SET EXERCISE:
Write out each line exactly as given. Leave the pictures out of your copy.

Records about charts and figures:

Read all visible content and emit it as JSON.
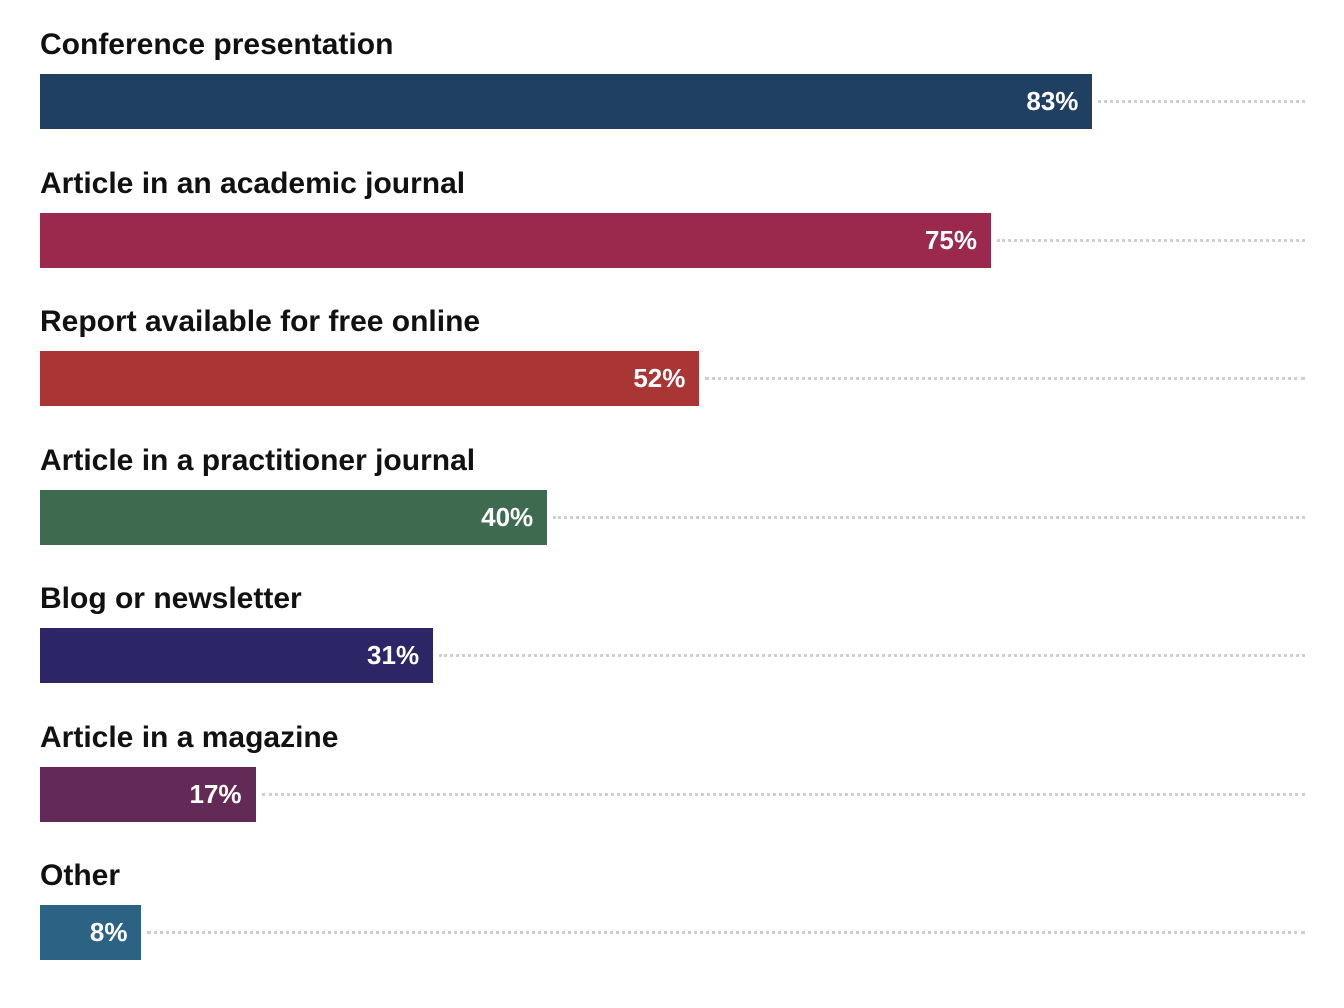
{
  "chart_data": {
    "type": "bar",
    "orientation": "horizontal",
    "categories": [
      "Conference presentation",
      "Article in an academic journal",
      "Report available for free online",
      "Article in a practitioner journal",
      "Blog or newsletter",
      "Article in a magazine",
      "Other"
    ],
    "values": [
      83,
      75,
      52,
      40,
      31,
      17,
      8
    ],
    "value_labels": [
      "83%",
      "75%",
      "52%",
      "40%",
      "31%",
      "17%",
      "8%"
    ],
    "colors": [
      "#1f3f63",
      "#9b284d",
      "#a93535",
      "#3e6b4f",
      "#2c2666",
      "#632a57",
      "#2c6283"
    ],
    "xlim": [
      0,
      100
    ],
    "grid": false,
    "legend": "none"
  }
}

WRITTEN RESPONSE:
Read all visible content and emit it as JSON.
{
  "chart_data": {
    "type": "bar",
    "orientation": "horizontal",
    "categories": [
      "Conference presentation",
      "Article in an academic journal",
      "Report available for free online",
      "Article in a practitioner journal",
      "Blog or newsletter",
      "Article in a magazine",
      "Other"
    ],
    "values": [
      83,
      75,
      52,
      40,
      31,
      17,
      8
    ],
    "value_labels": [
      "83%",
      "75%",
      "52%",
      "40%",
      "31%",
      "17%",
      "8%"
    ],
    "colors": [
      "#1f3f63",
      "#9b284d",
      "#a93535",
      "#3e6b4f",
      "#2c2666",
      "#632a57",
      "#2c6283"
    ],
    "xlim": [
      0,
      100
    ],
    "grid": false,
    "legend": "none"
  }
}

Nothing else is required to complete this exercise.